=== Provided data ===
----------

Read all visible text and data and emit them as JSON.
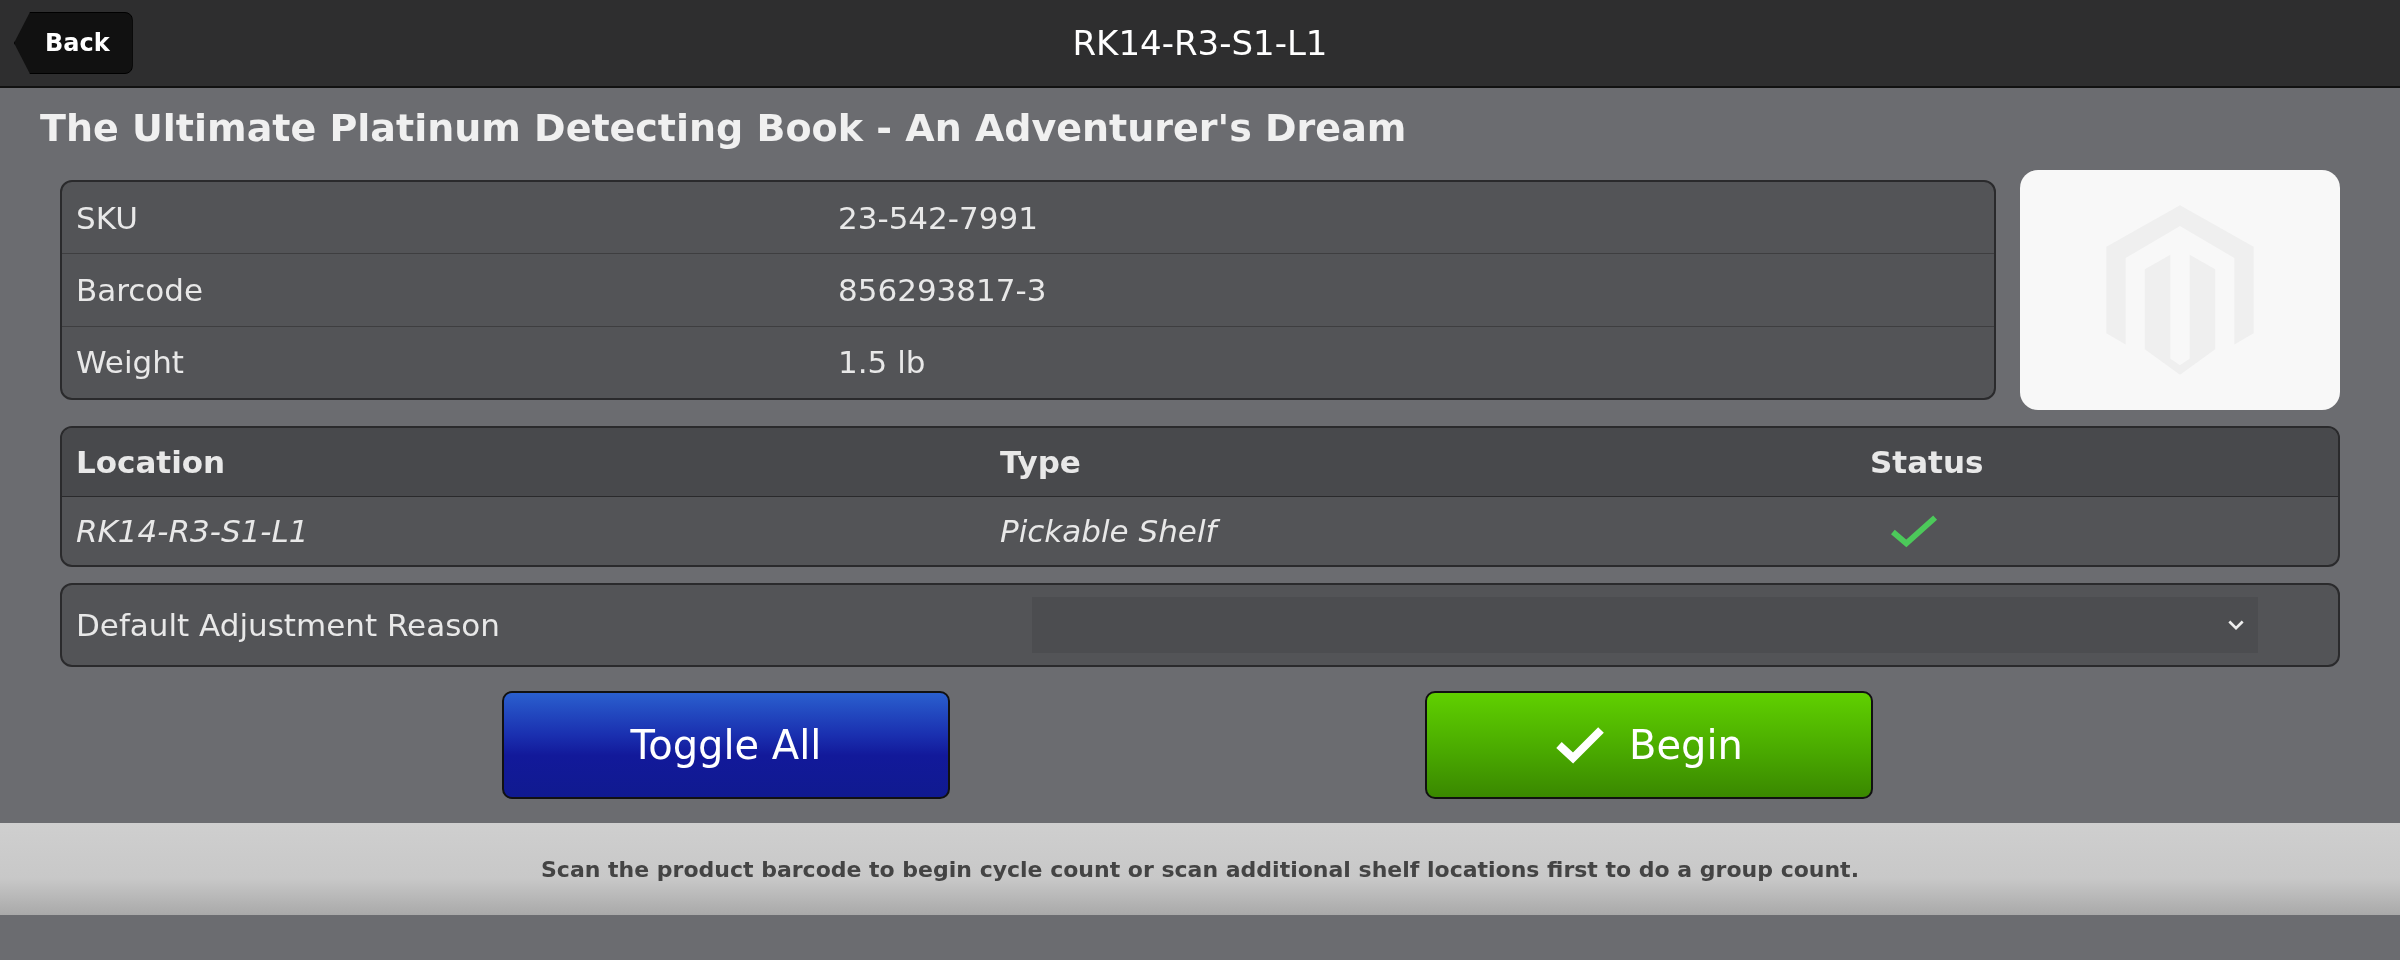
{
  "header": {
    "back_label": "Back",
    "title": "RK14-R3-S1-L1"
  },
  "product": {
    "name": "The Ultimate Platinum Detecting Book - An Adventurer's Dream",
    "details": [
      {
        "label": "SKU",
        "value": "23-542-7991"
      },
      {
        "label": "Barcode",
        "value": "856293817-3"
      },
      {
        "label": "Weight",
        "value": "1.5 lb"
      }
    ],
    "image": {
      "kind": "placeholder"
    }
  },
  "locations": {
    "columns": [
      "Location",
      "Type",
      "Status"
    ],
    "rows": [
      {
        "location": "RK14-R3-S1-L1",
        "type": "Pickable Shelf",
        "checked": true
      }
    ]
  },
  "adjustment": {
    "label": "Default Adjustment Reason"
  },
  "buttons": [
    {
      "label": "Toggle All",
      "kind": "toggle"
    },
    {
      "label": "Begin",
      "kind": "begin"
    }
  ],
  "footer": {
    "message": "Scan the product barcode to begin cycle count or scan additional shelf locations first to do a group count."
  }
}
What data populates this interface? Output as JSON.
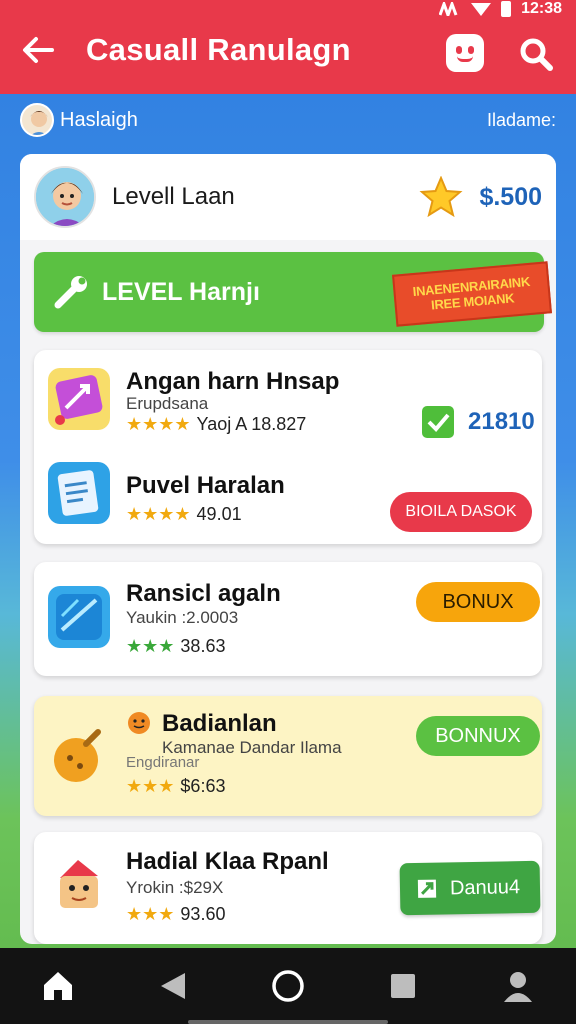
{
  "app_bar": {
    "title": "Casuall Ranulagn",
    "status_icons": [
      "signal-icon",
      "wifi-icon",
      "battery-icon"
    ],
    "status_time": "12:38",
    "back_icon": "arrow-left-icon",
    "actions": [
      "face-icon",
      "search-icon"
    ],
    "color": "#e8394a"
  },
  "user_row": {
    "name": "Haslaigh",
    "right_label": "Iladame:"
  },
  "profile": {
    "name": "Levell Laan",
    "coins": "$.500",
    "star_icon": "star-icon"
  },
  "level_banner": {
    "label": "LEVEL Harnjı",
    "ribbon_line1": "INAENENRAIRAINK",
    "ribbon_line2": "IREE MOIANK"
  },
  "cards": [
    {
      "rows": [
        {
          "title": "Angan harn Hnsap",
          "subtitle": "Erupdsana",
          "stars": "★★★★",
          "rating": "Yaoj A 18.827",
          "right_value": "21810"
        },
        {
          "title": "Puvel Haralan",
          "stars": "★★★★",
          "rating": "49.01",
          "button": "BIOILA DASOK"
        }
      ]
    },
    {
      "title": "Ransicl agaln",
      "subtitle": "Yaukin :2.0003",
      "stars": "★★★",
      "rating": "38.63",
      "button": "BONUX"
    },
    {
      "title": "Badianlan",
      "subtitle": "Kamanae Dandar Ilama",
      "subtitle2": "Engdiranar",
      "stars": "★★★",
      "rating": "$6:63",
      "button": "BONNUX"
    },
    {
      "title": "Hadial Klaa Rpanl",
      "subtitle": "Yrokin :$29X",
      "stars": "★★★",
      "rating": "93.60",
      "button": "Danuu4"
    }
  ],
  "nav": [
    "home-icon",
    "back-triangle-icon",
    "home-circle-icon",
    "recents-square-icon",
    "profile-icon"
  ]
}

----------

=== Prompt ===
Repeat the data above exactly, but not the pictures.

=== Result ===
Read all visible text and data and emit them as JSON.
{
  "header": {
    "back_label": "Back",
    "title": "RK14-R3-S1-L1"
  },
  "product": {
    "name": "The Ultimate Platinum Detecting Book - An Adventurer's Dream",
    "details": [
      {
        "label": "SKU",
        "value": "23-542-7991"
      },
      {
        "label": "Barcode",
        "value": "856293817-3"
      },
      {
        "label": "Weight",
        "value": "1.5 lb"
      }
    ],
    "image": {
      "kind": "placeholder"
    }
  },
  "locations": {
    "columns": [
      "Location",
      "Type",
      "Status"
    ],
    "rows": [
      {
        "location": "RK14-R3-S1-L1",
        "type": "Pickable Shelf",
        "checked": true
      }
    ]
  },
  "adjustment": {
    "label": "Default Adjustment Reason"
  },
  "buttons": [
    {
      "label": "Toggle All",
      "kind": "toggle"
    },
    {
      "label": "Begin",
      "kind": "begin"
    }
  ],
  "footer": {
    "message": "Scan the product barcode to begin cycle count or scan additional shelf locations first to do a group count."
  }
}
What data populates this interface? Output as JSON.
{
  "app_bar": {
    "title": "Casuall Ranulagn",
    "status_icons": [
      "signal-icon",
      "wifi-icon",
      "battery-icon"
    ],
    "status_time": "12:38",
    "back_icon": "arrow-left-icon",
    "actions": [
      "face-icon",
      "search-icon"
    ],
    "color": "#e8394a"
  },
  "user_row": {
    "name": "Haslaigh",
    "right_label": "Iladame:"
  },
  "profile": {
    "name": "Levell Laan",
    "coins": "$.500",
    "star_icon": "star-icon"
  },
  "level_banner": {
    "label": "LEVEL Harnjı",
    "ribbon_line1": "INAENENRAIRAINK",
    "ribbon_line2": "IREE MOIANK"
  },
  "cards": [
    {
      "rows": [
        {
          "title": "Angan harn Hnsap",
          "subtitle": "Erupdsana",
          "stars": "★★★★",
          "rating": "Yaoj A 18.827",
          "right_value": "21810"
        },
        {
          "title": "Puvel Haralan",
          "stars": "★★★★",
          "rating": "49.01",
          "button": "BIOILA DASOK"
        }
      ]
    },
    {
      "title": "Ransicl agaln",
      "subtitle": "Yaukin :2.0003",
      "stars": "★★★",
      "rating": "38.63",
      "button": "BONUX"
    },
    {
      "title": "Badianlan",
      "subtitle": "Kamanae Dandar Ilama",
      "subtitle2": "Engdiranar",
      "stars": "★★★",
      "rating": "$6:63",
      "button": "BONNUX"
    },
    {
      "title": "Hadial Klaa Rpanl",
      "subtitle": "Yrokin :$29X",
      "stars": "★★★",
      "rating": "93.60",
      "button": "Danuu4"
    }
  ],
  "nav": [
    "home-icon",
    "back-triangle-icon",
    "home-circle-icon",
    "recents-square-icon",
    "profile-icon"
  ]
}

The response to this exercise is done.